(TASK BRIEF): Go through the entries below and copy each line containing the word "data".
=== MATERIAL PROVIDED ===
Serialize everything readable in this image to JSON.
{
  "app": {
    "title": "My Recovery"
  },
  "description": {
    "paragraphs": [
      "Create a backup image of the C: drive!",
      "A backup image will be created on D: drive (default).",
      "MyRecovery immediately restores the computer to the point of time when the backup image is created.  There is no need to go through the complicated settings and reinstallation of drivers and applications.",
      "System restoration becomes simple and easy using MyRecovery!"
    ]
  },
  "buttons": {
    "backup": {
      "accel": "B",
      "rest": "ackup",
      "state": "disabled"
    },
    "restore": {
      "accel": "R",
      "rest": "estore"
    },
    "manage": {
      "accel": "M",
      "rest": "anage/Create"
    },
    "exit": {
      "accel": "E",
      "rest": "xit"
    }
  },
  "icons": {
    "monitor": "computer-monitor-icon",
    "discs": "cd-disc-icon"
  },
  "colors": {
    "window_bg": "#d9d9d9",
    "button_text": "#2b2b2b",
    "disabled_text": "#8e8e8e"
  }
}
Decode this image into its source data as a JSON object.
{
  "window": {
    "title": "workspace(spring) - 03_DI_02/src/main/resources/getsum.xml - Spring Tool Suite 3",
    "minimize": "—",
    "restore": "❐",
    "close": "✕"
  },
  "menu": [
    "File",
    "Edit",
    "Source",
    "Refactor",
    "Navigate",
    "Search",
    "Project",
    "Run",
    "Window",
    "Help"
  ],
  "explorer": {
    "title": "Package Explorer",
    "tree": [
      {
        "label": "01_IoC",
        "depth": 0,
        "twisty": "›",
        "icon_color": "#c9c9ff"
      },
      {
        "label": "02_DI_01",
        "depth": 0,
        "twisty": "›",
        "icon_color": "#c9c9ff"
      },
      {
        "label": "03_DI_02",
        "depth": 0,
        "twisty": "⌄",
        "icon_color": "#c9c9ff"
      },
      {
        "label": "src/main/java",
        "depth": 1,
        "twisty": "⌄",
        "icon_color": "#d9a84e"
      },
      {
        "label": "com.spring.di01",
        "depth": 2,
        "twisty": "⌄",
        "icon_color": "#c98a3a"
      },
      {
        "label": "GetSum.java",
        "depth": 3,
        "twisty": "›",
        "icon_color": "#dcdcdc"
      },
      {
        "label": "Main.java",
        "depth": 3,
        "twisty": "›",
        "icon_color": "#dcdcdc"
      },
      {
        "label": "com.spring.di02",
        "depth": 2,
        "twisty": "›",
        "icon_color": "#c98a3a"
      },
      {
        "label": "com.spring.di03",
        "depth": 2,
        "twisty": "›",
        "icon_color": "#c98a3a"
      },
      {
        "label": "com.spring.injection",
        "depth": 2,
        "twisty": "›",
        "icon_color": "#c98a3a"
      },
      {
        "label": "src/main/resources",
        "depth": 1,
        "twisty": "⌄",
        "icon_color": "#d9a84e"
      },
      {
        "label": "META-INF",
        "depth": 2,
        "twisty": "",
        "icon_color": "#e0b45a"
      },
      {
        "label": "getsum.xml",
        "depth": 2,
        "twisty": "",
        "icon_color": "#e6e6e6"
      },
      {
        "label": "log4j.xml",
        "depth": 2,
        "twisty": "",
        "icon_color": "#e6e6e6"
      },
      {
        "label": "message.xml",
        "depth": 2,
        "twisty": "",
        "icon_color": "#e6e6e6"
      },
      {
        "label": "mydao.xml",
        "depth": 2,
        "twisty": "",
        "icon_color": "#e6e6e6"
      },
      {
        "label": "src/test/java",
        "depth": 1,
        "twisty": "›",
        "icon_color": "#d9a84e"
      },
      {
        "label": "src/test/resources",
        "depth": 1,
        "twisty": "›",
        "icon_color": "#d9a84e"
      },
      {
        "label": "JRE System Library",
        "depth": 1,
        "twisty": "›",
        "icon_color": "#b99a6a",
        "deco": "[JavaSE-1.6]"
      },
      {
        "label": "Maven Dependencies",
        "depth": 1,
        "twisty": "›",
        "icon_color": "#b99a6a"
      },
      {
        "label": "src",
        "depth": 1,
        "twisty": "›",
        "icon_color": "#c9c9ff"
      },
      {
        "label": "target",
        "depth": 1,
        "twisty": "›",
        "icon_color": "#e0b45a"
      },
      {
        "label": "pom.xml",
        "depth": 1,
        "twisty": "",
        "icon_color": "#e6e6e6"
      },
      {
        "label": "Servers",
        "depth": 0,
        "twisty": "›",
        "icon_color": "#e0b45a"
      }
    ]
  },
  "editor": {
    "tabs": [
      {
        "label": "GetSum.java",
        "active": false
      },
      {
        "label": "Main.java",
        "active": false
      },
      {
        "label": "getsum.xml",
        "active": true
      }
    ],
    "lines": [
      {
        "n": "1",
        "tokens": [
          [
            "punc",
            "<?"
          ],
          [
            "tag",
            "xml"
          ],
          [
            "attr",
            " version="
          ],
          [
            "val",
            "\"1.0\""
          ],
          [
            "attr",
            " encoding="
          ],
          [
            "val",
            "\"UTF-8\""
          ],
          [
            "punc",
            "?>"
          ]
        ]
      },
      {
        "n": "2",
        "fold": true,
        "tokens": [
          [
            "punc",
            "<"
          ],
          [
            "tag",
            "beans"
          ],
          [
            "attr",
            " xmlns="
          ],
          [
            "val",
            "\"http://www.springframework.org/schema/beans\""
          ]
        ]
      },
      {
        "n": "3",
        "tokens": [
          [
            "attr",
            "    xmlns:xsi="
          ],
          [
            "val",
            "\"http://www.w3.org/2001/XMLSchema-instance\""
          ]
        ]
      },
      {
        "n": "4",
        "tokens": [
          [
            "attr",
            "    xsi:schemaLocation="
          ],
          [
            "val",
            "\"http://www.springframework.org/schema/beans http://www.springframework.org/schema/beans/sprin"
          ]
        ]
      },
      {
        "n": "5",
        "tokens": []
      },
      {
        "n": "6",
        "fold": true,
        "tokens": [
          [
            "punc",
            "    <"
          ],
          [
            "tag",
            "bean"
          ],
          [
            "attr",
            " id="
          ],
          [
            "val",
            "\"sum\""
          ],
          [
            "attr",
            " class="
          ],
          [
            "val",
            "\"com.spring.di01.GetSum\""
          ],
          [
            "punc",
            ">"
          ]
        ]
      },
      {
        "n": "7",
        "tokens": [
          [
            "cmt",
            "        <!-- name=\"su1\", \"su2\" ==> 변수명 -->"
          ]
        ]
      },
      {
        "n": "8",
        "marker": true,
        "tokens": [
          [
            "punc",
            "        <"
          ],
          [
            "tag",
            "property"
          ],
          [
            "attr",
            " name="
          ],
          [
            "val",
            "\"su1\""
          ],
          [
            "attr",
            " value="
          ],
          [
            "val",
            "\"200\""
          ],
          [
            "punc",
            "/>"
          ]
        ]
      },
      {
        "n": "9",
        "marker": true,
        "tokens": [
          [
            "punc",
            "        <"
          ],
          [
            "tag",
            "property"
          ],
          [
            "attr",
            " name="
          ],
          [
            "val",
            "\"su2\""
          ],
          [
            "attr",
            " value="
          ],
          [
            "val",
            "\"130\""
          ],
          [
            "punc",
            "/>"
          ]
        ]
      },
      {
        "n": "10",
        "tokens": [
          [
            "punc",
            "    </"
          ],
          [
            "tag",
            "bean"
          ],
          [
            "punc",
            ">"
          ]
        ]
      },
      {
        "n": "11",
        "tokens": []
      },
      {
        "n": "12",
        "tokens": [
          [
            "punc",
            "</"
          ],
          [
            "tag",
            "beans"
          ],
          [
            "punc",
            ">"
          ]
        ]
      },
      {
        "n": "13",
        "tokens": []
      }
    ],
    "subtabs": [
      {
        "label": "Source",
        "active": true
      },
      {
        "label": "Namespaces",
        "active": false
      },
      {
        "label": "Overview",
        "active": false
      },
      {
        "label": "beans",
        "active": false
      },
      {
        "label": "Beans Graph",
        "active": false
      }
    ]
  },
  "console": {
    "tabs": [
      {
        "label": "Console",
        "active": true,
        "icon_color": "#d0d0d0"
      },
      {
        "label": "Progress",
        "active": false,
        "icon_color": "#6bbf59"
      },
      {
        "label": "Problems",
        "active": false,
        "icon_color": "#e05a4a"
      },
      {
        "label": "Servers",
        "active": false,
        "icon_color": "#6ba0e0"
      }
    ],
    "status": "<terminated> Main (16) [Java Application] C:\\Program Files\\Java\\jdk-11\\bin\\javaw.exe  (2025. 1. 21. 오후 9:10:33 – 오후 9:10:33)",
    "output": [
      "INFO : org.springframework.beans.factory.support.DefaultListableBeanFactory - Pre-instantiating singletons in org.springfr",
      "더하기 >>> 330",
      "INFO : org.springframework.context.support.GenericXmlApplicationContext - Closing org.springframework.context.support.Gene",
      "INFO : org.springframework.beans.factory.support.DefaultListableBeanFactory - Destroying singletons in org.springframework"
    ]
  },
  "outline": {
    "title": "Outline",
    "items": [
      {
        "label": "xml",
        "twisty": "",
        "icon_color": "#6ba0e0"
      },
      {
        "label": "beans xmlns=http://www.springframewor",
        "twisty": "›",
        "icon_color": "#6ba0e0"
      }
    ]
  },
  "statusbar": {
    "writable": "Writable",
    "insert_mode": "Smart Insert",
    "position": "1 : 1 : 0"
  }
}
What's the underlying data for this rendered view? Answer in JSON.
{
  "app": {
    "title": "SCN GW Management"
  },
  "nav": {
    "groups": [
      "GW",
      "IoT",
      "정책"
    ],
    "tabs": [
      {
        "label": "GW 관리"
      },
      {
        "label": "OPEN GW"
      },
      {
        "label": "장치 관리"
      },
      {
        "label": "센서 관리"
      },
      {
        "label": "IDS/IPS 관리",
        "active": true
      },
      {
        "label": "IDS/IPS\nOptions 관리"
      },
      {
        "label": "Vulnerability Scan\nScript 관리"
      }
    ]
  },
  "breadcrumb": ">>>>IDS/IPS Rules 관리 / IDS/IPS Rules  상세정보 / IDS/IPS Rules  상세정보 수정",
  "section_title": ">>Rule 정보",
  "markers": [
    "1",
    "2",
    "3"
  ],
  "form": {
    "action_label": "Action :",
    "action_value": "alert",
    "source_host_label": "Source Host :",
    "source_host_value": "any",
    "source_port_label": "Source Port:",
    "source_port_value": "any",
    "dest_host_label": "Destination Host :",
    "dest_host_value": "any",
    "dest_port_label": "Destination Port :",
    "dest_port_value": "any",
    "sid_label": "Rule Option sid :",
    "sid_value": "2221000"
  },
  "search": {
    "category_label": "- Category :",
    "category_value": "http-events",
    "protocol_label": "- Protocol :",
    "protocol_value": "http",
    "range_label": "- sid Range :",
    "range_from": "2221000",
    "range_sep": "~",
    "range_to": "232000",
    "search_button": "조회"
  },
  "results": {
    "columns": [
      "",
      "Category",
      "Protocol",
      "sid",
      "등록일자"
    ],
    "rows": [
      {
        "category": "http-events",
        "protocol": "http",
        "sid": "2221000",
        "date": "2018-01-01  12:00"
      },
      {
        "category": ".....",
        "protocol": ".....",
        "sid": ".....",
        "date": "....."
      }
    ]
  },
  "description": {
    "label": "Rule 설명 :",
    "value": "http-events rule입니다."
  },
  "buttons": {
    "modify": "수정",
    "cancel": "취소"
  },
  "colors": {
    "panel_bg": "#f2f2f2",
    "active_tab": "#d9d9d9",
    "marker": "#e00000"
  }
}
===
(TASK ANSWER):
Decode this image into its source data as a JSON object.
What's the underlying data for this rendered view? Answer in JSON.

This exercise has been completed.